==== Given records
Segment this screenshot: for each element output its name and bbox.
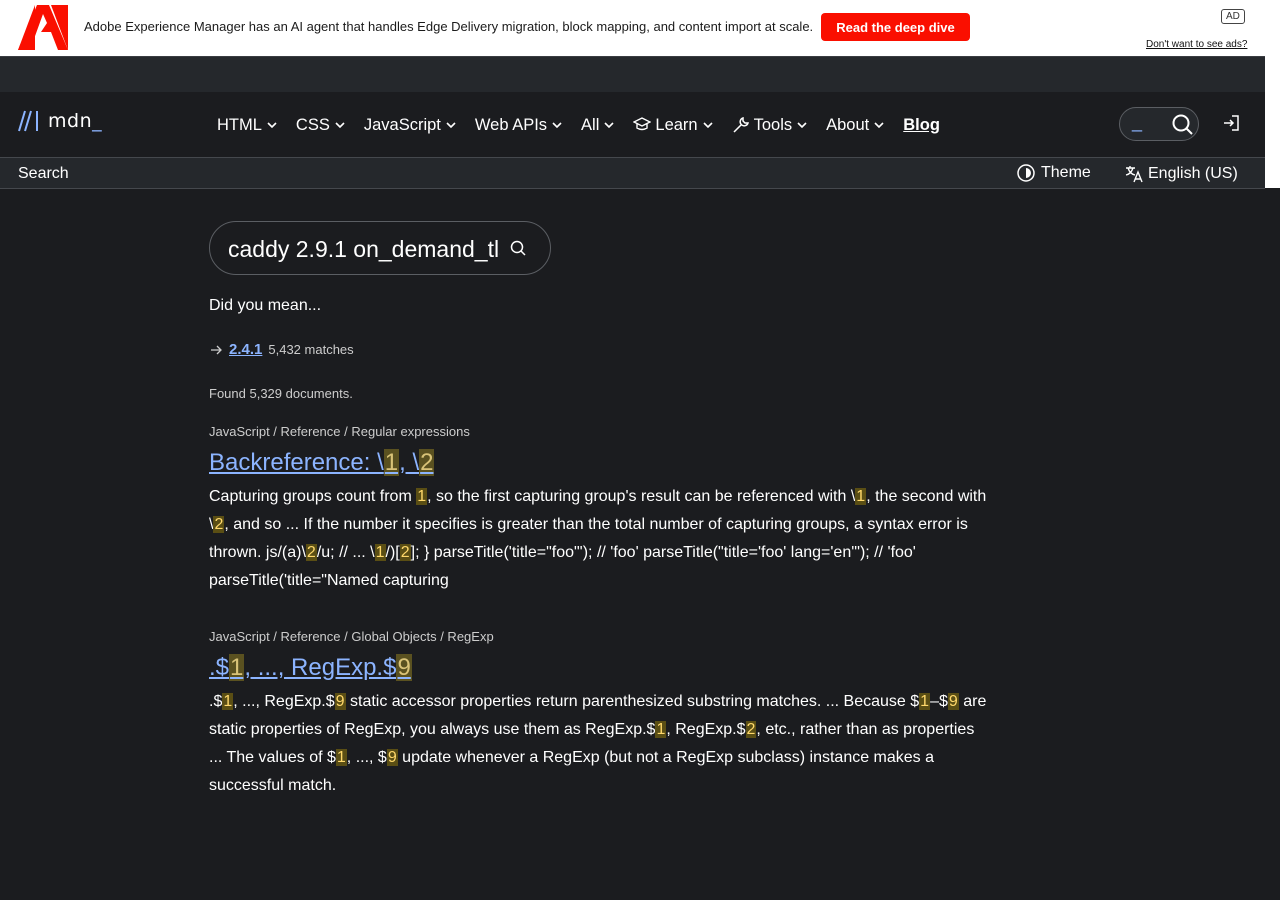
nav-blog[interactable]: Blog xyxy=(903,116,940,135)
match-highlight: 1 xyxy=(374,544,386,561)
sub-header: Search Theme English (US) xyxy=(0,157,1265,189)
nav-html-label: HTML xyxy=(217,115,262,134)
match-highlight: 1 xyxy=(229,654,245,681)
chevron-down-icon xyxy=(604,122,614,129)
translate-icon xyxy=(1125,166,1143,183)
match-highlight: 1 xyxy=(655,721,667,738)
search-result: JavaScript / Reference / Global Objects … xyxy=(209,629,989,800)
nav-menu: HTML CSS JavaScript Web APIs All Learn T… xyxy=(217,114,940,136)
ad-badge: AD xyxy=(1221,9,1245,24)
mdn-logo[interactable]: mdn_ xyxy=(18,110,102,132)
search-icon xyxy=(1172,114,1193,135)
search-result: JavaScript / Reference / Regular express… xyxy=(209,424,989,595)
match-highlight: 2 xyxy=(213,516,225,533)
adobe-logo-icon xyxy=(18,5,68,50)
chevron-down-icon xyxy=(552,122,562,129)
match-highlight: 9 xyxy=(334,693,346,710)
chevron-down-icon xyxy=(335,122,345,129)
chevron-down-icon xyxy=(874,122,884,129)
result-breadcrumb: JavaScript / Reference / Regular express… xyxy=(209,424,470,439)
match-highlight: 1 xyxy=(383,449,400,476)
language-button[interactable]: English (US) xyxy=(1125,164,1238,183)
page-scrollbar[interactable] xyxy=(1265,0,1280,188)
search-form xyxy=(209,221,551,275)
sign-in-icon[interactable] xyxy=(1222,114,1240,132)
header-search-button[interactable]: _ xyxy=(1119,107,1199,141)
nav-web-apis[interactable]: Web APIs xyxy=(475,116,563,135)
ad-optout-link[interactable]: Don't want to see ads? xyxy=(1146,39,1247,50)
========
**Stated task**. Starting at the line containing "nav-blog[interactable]: Blog xyxy=(903,116,940,135)" and ending with the line containing "search-form xyxy=(209,221,551,275)", rewrite the material with every "chevron-down-icon" changed to "caret-down-icon". Leave everything else in those lines unchanged.

**Exercise solution**.
nav-blog[interactable]: Blog xyxy=(903,116,940,135)
match-highlight: 1 xyxy=(374,544,386,561)
sub-header: Search Theme English (US) xyxy=(0,157,1265,189)
nav-html-label: HTML xyxy=(217,115,262,134)
match-highlight: 1 xyxy=(229,654,245,681)
caret-down-icon xyxy=(604,122,614,129)
translate-icon xyxy=(1125,166,1143,183)
match-highlight: 1 xyxy=(655,721,667,738)
search-result: JavaScript / Reference / Global Objects … xyxy=(209,629,989,800)
nav-menu: HTML CSS JavaScript Web APIs All Learn T… xyxy=(217,114,940,136)
ad-badge: AD xyxy=(1221,9,1245,24)
mdn-logo[interactable]: mdn_ xyxy=(18,110,102,132)
search-icon xyxy=(1172,114,1193,135)
search-result: JavaScript / Reference / Regular express… xyxy=(209,424,989,595)
match-highlight: 2 xyxy=(213,516,225,533)
adobe-logo-icon xyxy=(18,5,68,50)
caret-down-icon xyxy=(552,122,562,129)
match-highlight: 9 xyxy=(334,693,346,710)
caret-down-icon xyxy=(335,122,345,129)
caret-down-icon xyxy=(874,122,884,129)
result-breadcrumb: JavaScript / Reference / Regular express… xyxy=(209,424,470,439)
match-highlight: 1 xyxy=(383,449,400,476)
language-button[interactable]: English (US) xyxy=(1125,164,1238,183)
page-scrollbar[interactable] xyxy=(1265,0,1280,188)
search-form xyxy=(209,221,551,275)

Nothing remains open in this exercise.